== What you need to do ==
Print the full listing exactly.

---*---

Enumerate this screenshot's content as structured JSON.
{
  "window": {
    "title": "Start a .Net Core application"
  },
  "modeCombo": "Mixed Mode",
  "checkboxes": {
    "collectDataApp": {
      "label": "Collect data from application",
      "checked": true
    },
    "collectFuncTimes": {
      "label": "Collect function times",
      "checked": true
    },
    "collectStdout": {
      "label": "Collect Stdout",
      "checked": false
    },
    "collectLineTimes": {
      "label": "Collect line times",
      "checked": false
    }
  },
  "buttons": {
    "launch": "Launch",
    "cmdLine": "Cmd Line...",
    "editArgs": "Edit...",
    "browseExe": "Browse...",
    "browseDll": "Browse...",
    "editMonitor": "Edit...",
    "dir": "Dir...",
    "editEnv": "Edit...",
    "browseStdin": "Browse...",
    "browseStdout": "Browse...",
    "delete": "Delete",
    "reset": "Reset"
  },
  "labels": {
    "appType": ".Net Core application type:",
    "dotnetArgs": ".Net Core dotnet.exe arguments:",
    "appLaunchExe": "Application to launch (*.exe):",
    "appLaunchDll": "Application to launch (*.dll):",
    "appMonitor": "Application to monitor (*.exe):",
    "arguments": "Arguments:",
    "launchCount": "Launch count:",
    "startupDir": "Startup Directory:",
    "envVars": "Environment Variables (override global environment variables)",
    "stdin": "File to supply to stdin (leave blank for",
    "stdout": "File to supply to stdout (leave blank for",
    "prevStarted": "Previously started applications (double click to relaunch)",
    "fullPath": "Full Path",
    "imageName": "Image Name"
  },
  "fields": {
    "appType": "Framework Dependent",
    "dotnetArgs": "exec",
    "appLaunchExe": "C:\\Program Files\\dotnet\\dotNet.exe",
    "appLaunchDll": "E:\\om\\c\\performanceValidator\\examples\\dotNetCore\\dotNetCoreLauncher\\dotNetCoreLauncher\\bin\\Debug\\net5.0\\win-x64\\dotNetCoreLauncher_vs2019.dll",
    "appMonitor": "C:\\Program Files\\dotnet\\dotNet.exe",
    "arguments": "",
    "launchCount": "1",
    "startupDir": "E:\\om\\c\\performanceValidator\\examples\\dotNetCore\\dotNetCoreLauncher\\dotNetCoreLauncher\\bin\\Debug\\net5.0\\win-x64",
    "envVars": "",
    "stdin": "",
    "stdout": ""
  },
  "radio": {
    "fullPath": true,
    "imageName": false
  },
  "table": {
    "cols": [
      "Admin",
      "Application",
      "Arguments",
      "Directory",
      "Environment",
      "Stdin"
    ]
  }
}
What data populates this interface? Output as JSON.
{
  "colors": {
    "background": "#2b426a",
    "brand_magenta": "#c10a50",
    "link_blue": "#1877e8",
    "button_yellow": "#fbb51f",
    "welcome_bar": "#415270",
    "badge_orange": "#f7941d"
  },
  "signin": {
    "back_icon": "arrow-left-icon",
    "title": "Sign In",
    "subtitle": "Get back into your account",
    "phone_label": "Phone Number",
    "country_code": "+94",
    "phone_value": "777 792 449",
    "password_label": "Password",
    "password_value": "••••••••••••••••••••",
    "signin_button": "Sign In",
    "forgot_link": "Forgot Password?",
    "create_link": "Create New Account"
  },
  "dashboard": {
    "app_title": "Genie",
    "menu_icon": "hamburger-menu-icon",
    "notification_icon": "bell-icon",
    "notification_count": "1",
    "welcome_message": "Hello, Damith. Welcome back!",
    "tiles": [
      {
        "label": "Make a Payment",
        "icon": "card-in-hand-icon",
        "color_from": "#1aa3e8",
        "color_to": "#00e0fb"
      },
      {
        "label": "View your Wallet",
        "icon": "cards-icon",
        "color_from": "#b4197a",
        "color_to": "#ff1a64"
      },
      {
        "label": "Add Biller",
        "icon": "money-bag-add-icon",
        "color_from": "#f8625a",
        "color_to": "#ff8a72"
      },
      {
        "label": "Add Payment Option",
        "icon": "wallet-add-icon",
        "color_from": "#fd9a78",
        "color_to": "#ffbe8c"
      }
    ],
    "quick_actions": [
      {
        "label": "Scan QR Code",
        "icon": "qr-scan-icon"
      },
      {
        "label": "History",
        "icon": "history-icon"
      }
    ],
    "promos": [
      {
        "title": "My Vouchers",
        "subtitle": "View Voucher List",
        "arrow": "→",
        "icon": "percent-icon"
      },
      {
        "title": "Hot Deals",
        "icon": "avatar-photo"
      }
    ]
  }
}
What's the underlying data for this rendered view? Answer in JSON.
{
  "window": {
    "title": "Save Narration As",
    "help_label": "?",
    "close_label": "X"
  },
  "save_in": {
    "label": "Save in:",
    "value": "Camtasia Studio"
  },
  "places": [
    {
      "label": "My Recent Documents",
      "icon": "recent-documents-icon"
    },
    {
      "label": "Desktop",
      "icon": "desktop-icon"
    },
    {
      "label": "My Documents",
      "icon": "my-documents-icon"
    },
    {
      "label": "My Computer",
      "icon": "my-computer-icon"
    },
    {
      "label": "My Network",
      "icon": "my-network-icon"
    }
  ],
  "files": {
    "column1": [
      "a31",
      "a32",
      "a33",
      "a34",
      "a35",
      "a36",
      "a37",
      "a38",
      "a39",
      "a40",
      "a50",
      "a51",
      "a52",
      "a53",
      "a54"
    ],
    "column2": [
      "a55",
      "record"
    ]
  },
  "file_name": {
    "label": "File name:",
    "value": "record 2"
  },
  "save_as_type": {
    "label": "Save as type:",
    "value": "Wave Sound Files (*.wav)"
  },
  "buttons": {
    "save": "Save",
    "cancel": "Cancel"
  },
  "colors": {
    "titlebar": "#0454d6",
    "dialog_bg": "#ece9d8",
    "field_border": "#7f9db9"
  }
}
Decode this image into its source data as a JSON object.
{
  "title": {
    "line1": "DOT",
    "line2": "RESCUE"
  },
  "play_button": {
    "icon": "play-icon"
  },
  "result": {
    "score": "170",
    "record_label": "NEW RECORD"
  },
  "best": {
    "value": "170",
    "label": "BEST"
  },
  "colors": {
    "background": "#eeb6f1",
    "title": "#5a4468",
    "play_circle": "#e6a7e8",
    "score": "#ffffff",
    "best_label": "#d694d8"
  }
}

---*---

== Response below ==
Enumerate this screenshot's content as structured JSON.
{
  "window": {
    "title": "Start a .Net Core application"
  },
  "modeCombo": "Mixed Mode",
  "checkboxes": {
    "collectDataApp": {
      "label": "Collect data from application",
      "checked": true
    },
    "collectFuncTimes": {
      "label": "Collect function times",
      "checked": true
    },
    "collectStdout": {
      "label": "Collect Stdout",
      "checked": false
    },
    "collectLineTimes": {
      "label": "Collect line times",
      "checked": false
    }
  },
  "buttons": {
    "launch": "Launch",
    "cmdLine": "Cmd Line...",
    "editArgs": "Edit...",
    "browseExe": "Browse...",
    "browseDll": "Browse...",
    "editMonitor": "Edit...",
    "dir": "Dir...",
    "editEnv": "Edit...",
    "browseStdin": "Browse...",
    "browseStdout": "Browse...",
    "delete": "Delete",
    "reset": "Reset"
  },
  "labels": {
    "appType": ".Net Core application type:",
    "dotnetArgs": ".Net Core dotnet.exe arguments:",
    "appLaunchExe": "Application to launch (*.exe):",
    "appLaunchDll": "Application to launch (*.dll):",
    "appMonitor": "Application to monitor (*.exe):",
    "arguments": "Arguments:",
    "launchCount": "Launch count:",
    "startupDir": "Startup Directory:",
    "envVars": "Environment Variables (override global environment variables)",
    "stdin": "File to supply to stdin (leave blank for",
    "stdout": "File to supply to stdout (leave blank for",
    "prevStarted": "Previously started applications (double click to relaunch)",
    "fullPath": "Full Path",
    "imageName": "Image Name"
  },
  "fields": {
    "appType": "Framework Dependent",
    "dotnetArgs": "exec",
    "appLaunchExe": "C:\\Program Files\\dotnet\\dotNet.exe",
    "appLaunchDll": "E:\\om\\c\\performanceValidator\\examples\\dotNetCore\\dotNetCoreLauncher\\dotNetCoreLauncher\\bin\\Debug\\net5.0\\win-x64\\dotNetCoreLauncher_vs2019.dll",
    "appMonitor": "C:\\Program Files\\dotnet\\dotNet.exe",
    "arguments": "",
    "launchCount": "1",
    "startupDir": "E:\\om\\c\\performanceValidator\\examples\\dotNetCore\\dotNetCoreLauncher\\dotNetCoreLauncher\\bin\\Debug\\net5.0\\win-x64",
    "envVars": "",
    "stdin": "",
    "stdout": ""
  },
  "radio": {
    "fullPath": true,
    "imageName": false
  },
  "table": {
    "cols": [
      "Admin",
      "Application",
      "Arguments",
      "Directory",
      "Environment",
      "Stdin"
    ]
  }
}
What data populates this interface? Output as JSON.
{
  "colors": {
    "background": "#2b426a",
    "brand_magenta": "#c10a50",
    "link_blue": "#1877e8",
    "button_yellow": "#fbb51f",
    "welcome_bar": "#415270",
    "badge_orange": "#f7941d"
  },
  "signin": {
    "back_icon": "arrow-left-icon",
    "title": "Sign In",
    "subtitle": "Get back into your account",
    "phone_label": "Phone Number",
    "country_code": "+94",
    "phone_value": "777 792 449",
    "password_label": "Password",
    "password_value": "••••••••••••••••••••",
    "signin_button": "Sign In",
    "forgot_link": "Forgot Password?",
    "create_link": "Create New Account"
  },
  "dashboard": {
    "app_title": "Genie",
    "menu_icon": "hamburger-menu-icon",
    "notification_icon": "bell-icon",
    "notification_count": "1",
    "welcome_message": "Hello, Damith. Welcome back!",
    "tiles": [
      {
        "label": "Make a Payment",
        "icon": "card-in-hand-icon",
        "color_from": "#1aa3e8",
        "color_to": "#00e0fb"
      },
      {
        "label": "View your Wallet",
        "icon": "cards-icon",
        "color_from": "#b4197a",
        "color_to": "#ff1a64"
      },
      {
        "label": "Add Biller",
        "icon": "money-bag-add-icon",
        "color_from": "#f8625a",
        "color_to": "#ff8a72"
      },
      {
        "label": "Add Payment Option",
        "icon": "wallet-add-icon",
        "color_from": "#fd9a78",
        "color_to": "#ffbe8c"
      }
    ],
    "quick_actions": [
      {
        "label": "Scan QR Code",
        "icon": "qr-scan-icon"
      },
      {
        "label": "History",
        "icon": "history-icon"
      }
    ],
    "promos": [
      {
        "title": "My Vouchers",
        "subtitle": "View Voucher List",
        "arrow": "→",
        "icon": "percent-icon"
      },
      {
        "title": "Hot Deals",
        "icon": "avatar-photo"
      }
    ]
  }
}
What's the underlying data for this rendered view? Answer in JSON.
{
  "window": {
    "title": "Save Narration As",
    "help_label": "?",
    "close_label": "X"
  },
  "save_in": {
    "label": "Save in:",
    "value": "Camtasia Studio"
  },
  "places": [
    {
      "label": "My Recent Documents",
      "icon": "recent-documents-icon"
    },
    {
      "label": "Desktop",
      "icon": "desktop-icon"
    },
    {
      "label": "My Documents",
      "icon": "my-documents-icon"
    },
    {
      "label": "My Computer",
      "icon": "my-computer-icon"
    },
    {
      "label": "My Network",
      "icon": "my-network-icon"
    }
  ],
  "files": {
    "column1": [
      "a31",
      "a32",
      "a33",
      "a34",
      "a35",
      "a36",
      "a37",
      "a38",
      "a39",
      "a40",
      "a50",
      "a51",
      "a52",
      "a53",
      "a54"
    ],
    "column2": [
      "a55",
      "record"
    ]
  },
  "file_name": {
    "label": "File name:",
    "value": "record 2"
  },
  "save_as_type": {
    "label": "Save as type:",
    "value": "Wave Sound Files (*.wav)"
  },
  "buttons": {
    "save": "Save",
    "cancel": "Cancel"
  },
  "colors": {
    "titlebar": "#0454d6",
    "dialog_bg": "#ece9d8",
    "field_border": "#7f9db9"
  }
}
Decode this image into its source data as a JSON object.
{
  "title": {
    "line1": "DOT",
    "line2": "RESCUE"
  },
  "play_button": {
    "icon": "play-icon"
  },
  "result": {
    "score": "170",
    "record_label": "NEW RECORD"
  },
  "best": {
    "value": "170",
    "label": "BEST"
  },
  "colors": {
    "background": "#eeb6f1",
    "title": "#5a4468",
    "play_circle": "#e6a7e8",
    "score": "#ffffff",
    "best_label": "#d694d8"
  }
}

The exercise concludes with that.